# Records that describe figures

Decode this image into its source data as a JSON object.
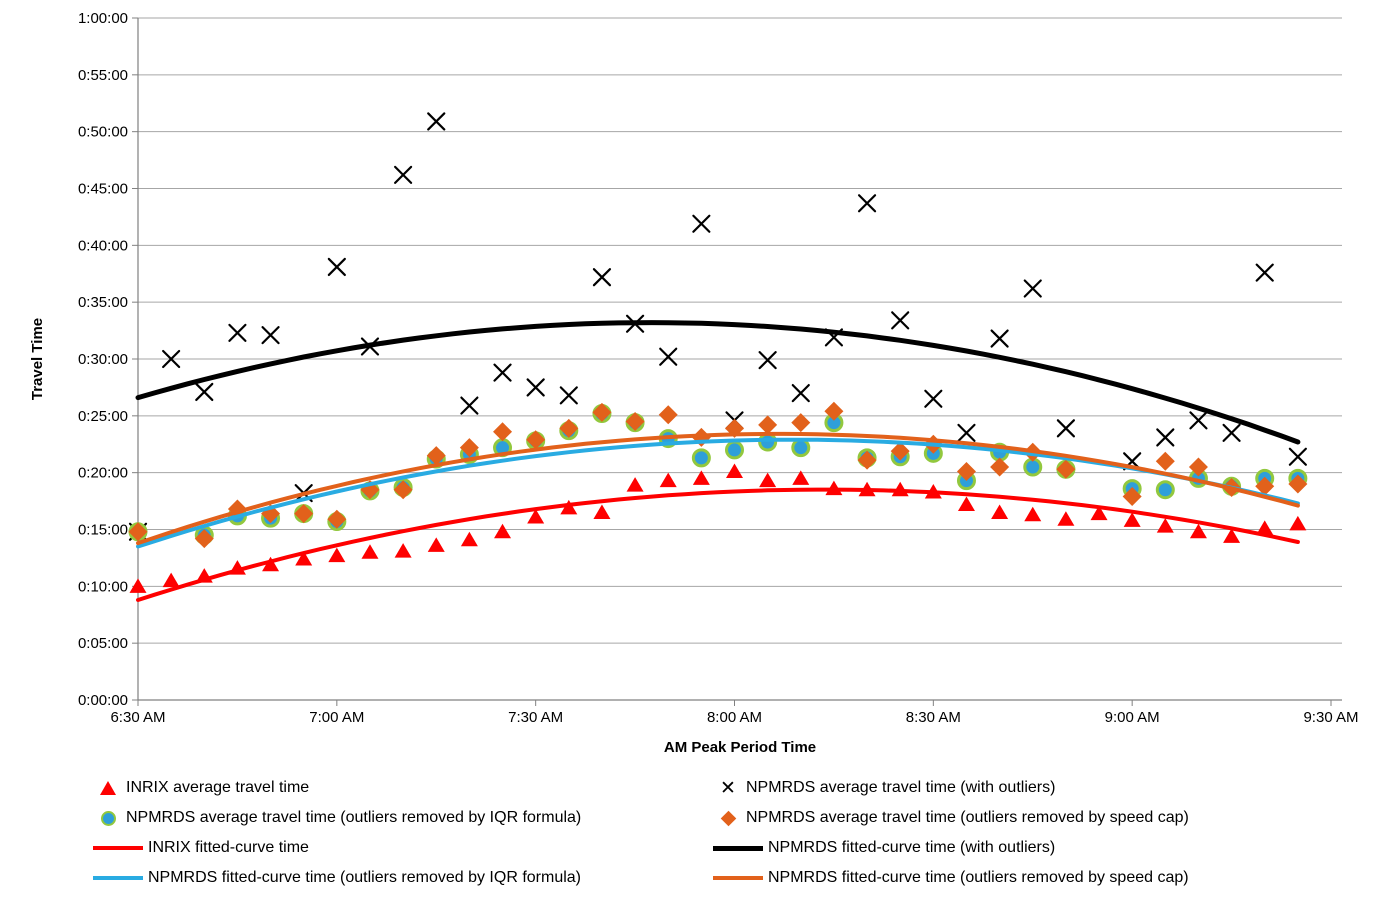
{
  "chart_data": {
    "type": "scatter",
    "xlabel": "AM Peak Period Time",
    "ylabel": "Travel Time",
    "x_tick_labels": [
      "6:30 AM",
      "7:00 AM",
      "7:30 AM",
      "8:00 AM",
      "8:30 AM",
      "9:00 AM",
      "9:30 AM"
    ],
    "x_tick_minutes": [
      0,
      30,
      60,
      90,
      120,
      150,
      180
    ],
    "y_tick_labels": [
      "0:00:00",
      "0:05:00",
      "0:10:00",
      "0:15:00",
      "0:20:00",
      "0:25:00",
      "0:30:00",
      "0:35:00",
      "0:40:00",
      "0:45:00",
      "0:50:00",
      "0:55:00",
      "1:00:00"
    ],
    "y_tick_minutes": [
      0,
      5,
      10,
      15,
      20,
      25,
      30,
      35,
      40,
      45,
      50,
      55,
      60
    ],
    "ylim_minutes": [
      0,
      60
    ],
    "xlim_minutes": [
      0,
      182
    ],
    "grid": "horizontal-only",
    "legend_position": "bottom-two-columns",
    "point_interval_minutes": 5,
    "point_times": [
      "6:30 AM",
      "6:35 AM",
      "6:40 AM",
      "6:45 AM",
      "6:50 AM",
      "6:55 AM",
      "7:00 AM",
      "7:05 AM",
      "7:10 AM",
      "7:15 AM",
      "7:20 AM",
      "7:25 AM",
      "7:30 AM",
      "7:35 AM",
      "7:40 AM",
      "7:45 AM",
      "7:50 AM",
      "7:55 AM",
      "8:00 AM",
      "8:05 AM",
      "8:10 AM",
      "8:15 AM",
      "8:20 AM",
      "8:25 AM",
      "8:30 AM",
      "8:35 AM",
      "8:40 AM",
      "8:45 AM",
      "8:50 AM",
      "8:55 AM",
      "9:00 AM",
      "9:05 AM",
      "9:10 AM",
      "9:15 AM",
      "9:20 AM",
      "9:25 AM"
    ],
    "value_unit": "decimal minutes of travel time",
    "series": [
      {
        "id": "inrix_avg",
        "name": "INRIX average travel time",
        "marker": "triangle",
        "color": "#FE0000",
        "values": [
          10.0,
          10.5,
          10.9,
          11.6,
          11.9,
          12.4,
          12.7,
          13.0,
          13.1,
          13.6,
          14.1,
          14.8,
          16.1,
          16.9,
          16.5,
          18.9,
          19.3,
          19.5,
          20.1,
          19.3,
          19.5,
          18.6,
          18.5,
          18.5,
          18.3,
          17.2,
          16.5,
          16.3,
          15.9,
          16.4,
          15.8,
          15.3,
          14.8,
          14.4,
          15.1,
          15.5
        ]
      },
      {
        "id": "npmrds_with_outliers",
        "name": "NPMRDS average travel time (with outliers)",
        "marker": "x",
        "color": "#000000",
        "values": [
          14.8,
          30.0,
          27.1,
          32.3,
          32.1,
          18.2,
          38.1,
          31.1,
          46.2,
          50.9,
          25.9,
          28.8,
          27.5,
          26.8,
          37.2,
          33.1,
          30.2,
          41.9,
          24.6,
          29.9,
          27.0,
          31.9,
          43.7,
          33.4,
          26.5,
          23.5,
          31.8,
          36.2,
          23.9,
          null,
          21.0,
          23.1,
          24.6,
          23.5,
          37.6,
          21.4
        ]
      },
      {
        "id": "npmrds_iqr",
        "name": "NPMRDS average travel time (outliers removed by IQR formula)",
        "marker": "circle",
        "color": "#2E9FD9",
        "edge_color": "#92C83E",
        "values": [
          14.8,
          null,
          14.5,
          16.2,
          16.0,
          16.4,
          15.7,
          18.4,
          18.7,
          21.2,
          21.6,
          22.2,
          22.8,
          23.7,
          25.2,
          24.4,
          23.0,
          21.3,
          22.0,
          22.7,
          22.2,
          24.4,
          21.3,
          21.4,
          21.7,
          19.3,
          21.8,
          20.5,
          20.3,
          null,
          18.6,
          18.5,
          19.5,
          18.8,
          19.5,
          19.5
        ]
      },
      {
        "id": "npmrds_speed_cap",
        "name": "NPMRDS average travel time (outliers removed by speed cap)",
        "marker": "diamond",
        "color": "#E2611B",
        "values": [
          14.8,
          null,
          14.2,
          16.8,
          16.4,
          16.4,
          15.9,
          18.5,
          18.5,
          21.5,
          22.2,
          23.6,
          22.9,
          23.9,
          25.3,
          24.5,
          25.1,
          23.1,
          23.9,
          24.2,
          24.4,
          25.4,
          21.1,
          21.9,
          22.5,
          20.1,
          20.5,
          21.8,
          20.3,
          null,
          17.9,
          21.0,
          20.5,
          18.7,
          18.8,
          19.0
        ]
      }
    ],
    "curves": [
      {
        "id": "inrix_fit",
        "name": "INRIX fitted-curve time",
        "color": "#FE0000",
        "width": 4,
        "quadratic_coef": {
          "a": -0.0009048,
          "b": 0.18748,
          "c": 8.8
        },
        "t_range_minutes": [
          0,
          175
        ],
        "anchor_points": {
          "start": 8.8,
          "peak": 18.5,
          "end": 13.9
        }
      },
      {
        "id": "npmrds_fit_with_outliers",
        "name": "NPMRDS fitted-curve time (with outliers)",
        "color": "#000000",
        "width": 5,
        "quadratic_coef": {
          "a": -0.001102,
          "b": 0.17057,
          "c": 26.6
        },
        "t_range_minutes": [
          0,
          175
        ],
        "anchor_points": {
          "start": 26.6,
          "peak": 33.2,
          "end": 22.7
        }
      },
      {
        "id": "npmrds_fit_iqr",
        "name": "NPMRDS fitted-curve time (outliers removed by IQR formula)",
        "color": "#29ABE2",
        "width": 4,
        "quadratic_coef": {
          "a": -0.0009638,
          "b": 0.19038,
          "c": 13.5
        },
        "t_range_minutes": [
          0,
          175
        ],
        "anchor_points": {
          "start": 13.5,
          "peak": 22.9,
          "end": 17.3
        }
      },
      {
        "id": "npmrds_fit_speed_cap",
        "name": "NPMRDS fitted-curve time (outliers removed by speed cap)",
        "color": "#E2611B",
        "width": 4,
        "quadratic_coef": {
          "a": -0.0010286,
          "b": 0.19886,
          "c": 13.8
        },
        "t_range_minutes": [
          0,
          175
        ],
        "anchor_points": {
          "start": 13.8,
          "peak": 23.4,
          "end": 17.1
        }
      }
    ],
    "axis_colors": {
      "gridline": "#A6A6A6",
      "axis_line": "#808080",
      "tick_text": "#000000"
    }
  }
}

# Directive
Search the records for the string "fitted" and return every line in which it occurs.

# Finished answer
        "name": "INRIX fitted-curve time",
        "name": "NPMRDS fitted-curve time (with outliers)",
        "name": "NPMRDS fitted-curve time (outliers removed by IQR formula)",
        "name": "NPMRDS fitted-curve time (outliers removed by speed cap)",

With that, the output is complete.